__WHAT IS BEING ASKED__. Lift out all lines below that contain "University".
== AVAILABLE DATA ==
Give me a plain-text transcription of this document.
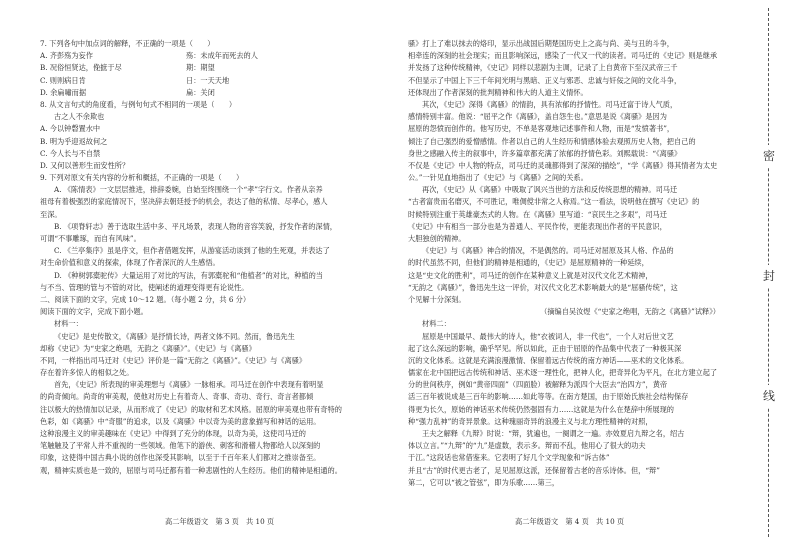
7. 下列各句中加点词的解释，不正确的一项是（　　）
A. 齐彭殇为妄作	殇：未成年而死去的人
B. 况俗恒贤达，俛摭于尽	期：期望
C. 则则病日肯	日：一天天地
D. 余扁嘯而据	扁：关闭
8. 从文言句式的角度看，与例句句式不相同的一项是（　　）
古之人不余欺也
A. 今以钟磬置水中
B. 明为乎迎返故何之
C. 今人长与不自禁
D. 又何以善形生而安性所？
9. 下列对原文有关内容的分析和概括，不正确的一项是（　　）
A. 《陈情表》一文层层推进，排辞委婉，自始至终围绕一个“孝”字行文。作者从亲养
祖母有着极强烈的家庭情况下，坚决辞去朝廷授予的机会，表达了他的私情、尽孝心，感人
至深。
B. 《项脊轩志》善于选取生活中多、平凡场景，表现人物的音容笑貌，抒发作者的深情，
可谓“不事雕琢，而自有风味”。
C. 《兰亭集序》虽是序文，但作者借题发挥，从游宴活动谈到了他的生死观，并表达了
对生命价值和意义的探索，体现了作者深沉的人生感悟。
D. 《种树郭橐驼传》大量运用了对比的写法，有郭橐驼和“他植者”的对比，种植的当
与不当、管理的管与不管的对比，使阐述的道理变得更有论说性。
二、阅读下面的文字，完成 10～12 题。（每小题 2 分，共 6 分）
阅读下面的文字，完成下面小题。
材料一：
《史记》是史传散文，《离骚》是抒情长诗，两者文体不同。然而，鲁迅先生
却称《史记》为“史家之绝唱，无韵之《离骚》”。《史记》与《离骚》
不同，一样指出司马迁对《史记》评价是一篇“无韵之《离骚》”。《史记》与《离骚》
存在着许多惊人的相似之处。
首先，《史记》所表现的审美理想与《离骚》一脉相承。司马迁在创作中表现有着明显
的尚奇倾向。尚奇的审美观，使他对历史上有着奇人、奇事、奇功、奇行、奇言者都倾
注以极大的热情加以记录，从而形成了《史记》的取材和艺术风格。屈原的审美观也带有奇特的
色彩，如《离骚》中“奇服”的追求，以及《离骚》中以奇为美的意象描写和神话的运用。
这种浪漫主义的审美趣味在《史记》中得到了充分的体现，以奇为美，这使司马迁的
笔触触及了平常人并不重视的一些领域。他笔下的游侠、刺客和滑稽人物都给人以深刻的
印象，这使得中国古典小说的创作也深受其影响，以至于千百年来人们都对之推崇备至。
观，精神实质也是一致的，屈原与司马迁都有着一种悲剧性的人生经历。他们的精神是相通的。
骚》打上了难以抹去的烙印，显示出战国后期楚国历史上之高与尚、美与丑的斗争，
相牵连的深刻的社会现实；而且影响深远，感染了一代又一代的读者。司马迁的《史记》则是继承
并发扬了这种传统精神，《史记》同样以悲剧为主调，记录了上自黄帝下至汉武帝三千
不但显示了中国上下三千年间光明与黑暗、正义与邪恶、忠诚与奸佞之间的文化斗争，
还体现出了作者深刻的批判精神和伟大的人道主义情怀。
其次，《史记》深得《离骚》的情韵，具有浓郁的抒情性。司马迁富于诗人气质，
感情特别丰富。他说：“屈平之作《离骚》，盖自怨生也。”意思是说《离骚》是因为
屈原的怨愤而创作的。他写历史，不单是客观地记述事件和人物，而是“发愤著书”，
倾注了自己强烈的爱憎感情。作者以自己的人生经历和情感体验去观照历史人物，把自己的
身世之感融入传主的叙事中，许多篇章都充满了浓郁的抒情色彩。刘熙载说：“《离骚》
不仅是《史记》中人物的特点，司马迁的灵魂都得到了深深的描绘”，“学《离骚》得其情者为太史
公。”一针见血地指出了《史记》与《离骚》之间的关系。
再次，《史记》从《离骚》中吸取了讽兴当世的方法和反传统思想的精神。司马迁
“古者富贵而名磨灭，不可胜记，唯倜傥非常之人称焉。”这一看法，说明他在撰写《史记》的
时候特别注重于英雄豪杰式的人物。在《离骚》里写道：“哀民生之多艰”，司马迁
《史记》中有相当一部分也是为普通人、平民作传，更能表现出作者的平民意识，
大胆独创的精神。
《史记》与《离骚》神合的情况，不是偶然的。司马迁对屈原及其人格、作品的
的时代虽然不同，但他们的精神是相通的，《史记》是屈原精神的一种延续，
这是“史文化的胜利”，司马迁的创作在某种意义上就是对汉代文化艺术精神，
“无韵之《离骚》”，鲁迅先生这一评价，对汉代文化艺术影响最大的是“屈骚传统”，这
个见解十分深刻。
（摘编自吴汝煜《“史家之绝唱，无韵之《离骚》”试释》）
材料二：
屈原是中国最早、最伟大的诗人，他“衣被词人，非一代也”，一个人对后世文艺
起了这么深远的影响，确乎罕见。所以如此，正由于屈原的作品集中代表了一种极其深
沉的文化体系。这就是充满浪漫激情、保留着远古传统的南方神话——巫术的文化体系。
儒家在北中国把远古传统和神话、巫术逐一理性化，把神人化，把奇异化为平凡，在北方建立起了
分的世间秩序，例如“黄帝四面”（四面脸）被解释为派四个大臣去“治四方”，黄帝
活三百年被说成是三百年的影响……如此等等。在南方楚国，由于原始氏族社会结构保存
得更为长久，原始的神话巫术传统仍然强固有力……这就是为什么在楚辞中所展现的
种“强力乱神”的奇异景象。这种瑰丽奇异的浪漫主义与北方理性精神的对照，
王夫之解释《九辩》时说：“辩，犹遍也，一阕谓之一遍。亦效夏启九辩之名，绍古
体以立言。”“九辩”的“九”是虚数，表示多。辩而不乱，他用心了很大的功夫
于江。”这段话也常借鉴来。它表明了好几个文学现象和“诉古体”
并且“古”的时代更古老了，足见屈原这派，还保留着古老的音乐诗体。但，“辩”
第二，它可以“被之管弦”，即为乐歌……第三，
高二年级语文　第 3 页　共 10 页	高二年级语文　第 4 页　共 10 页
密
封
线
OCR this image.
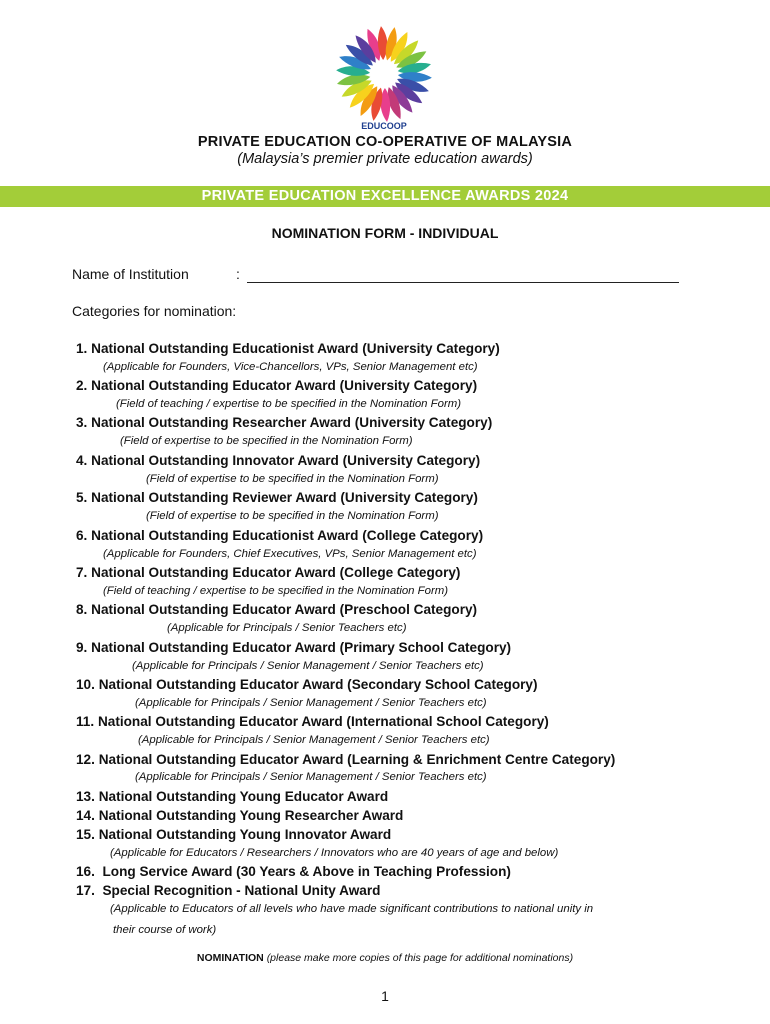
EDUCOOP
PRIVATE EDUCATION CO-OPERATIVE OF MALAYSIA
(Malaysia’s premier private education awards)
PRIVATE EDUCATION EXCELLENCE AWARDS 2024
NOMINATION FORM - INDIVIDUAL
Name of Institution	:
Categories for nomination:
1. National Outstanding Educationist Award (University Category)
(Applicable for Founders, Vice-Chancellors, VPs, Senior Management etc)
2. National Outstanding Educator Award (University Category)
(Field of teaching / expertise to be specified in the Nomination Form)
3. National Outstanding Researcher Award (University Category)
(Field of expertise to be specified in the Nomination Form)
4. National Outstanding Innovator Award (University Category)
(Field of expertise to be specified in the Nomination Form)
5. National Outstanding Reviewer Award (University Category)
(Field of expertise to be specified in the Nomination Form)
6. National Outstanding Educationist Award (College Category)
(Applicable for Founders, Chief Executives, VPs, Senior Management etc)
7. National Outstanding Educator Award (College Category)
(Field of teaching / expertise to be specified in the Nomination Form)
8. National Outstanding Educator Award (Preschool Category)
(Applicable for Principals / Senior Teachers etc)
9. National Outstanding Educator Award (Primary School Category)
(Applicable for Principals / Senior Management / Senior Teachers etc)
10. National Outstanding Educator Award (Secondary School Category)
(Applicable for Principals / Senior Management / Senior Teachers etc)
11. National Outstanding Educator Award (International School Category)
(Applicable for Principals / Senior Management / Senior Teachers etc)
12. National Outstanding Educator Award (Learning & Enrichment Centre Category)
(Applicable for Principals / Senior Management / Senior Teachers etc)
13. National Outstanding Young Educator Award
14. National Outstanding Young Researcher Award
15. National Outstanding Young Innovator Award
(Applicable for Educators / Researchers / Innovators who are 40 years of age and below)
16. Long Service Award (30 Years & Above in Teaching Profession)
17. Special Recognition - National Unity Award
(Applicable to Educators of all levels who have made significant contributions to national unity in
their course of work)
NOMINATION (please make more copies of this page for additional nominations)
1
===
__REPLY TO THE EXERCISE__.
1. National Outstanding Educationist Award (University Category)
2. National Outstanding Educator Award (University Category)
3. National Outstanding Researcher Award (University Category)
4. National Outstanding Innovator Award (University Category)
5. National Outstanding Reviewer Award (University Category)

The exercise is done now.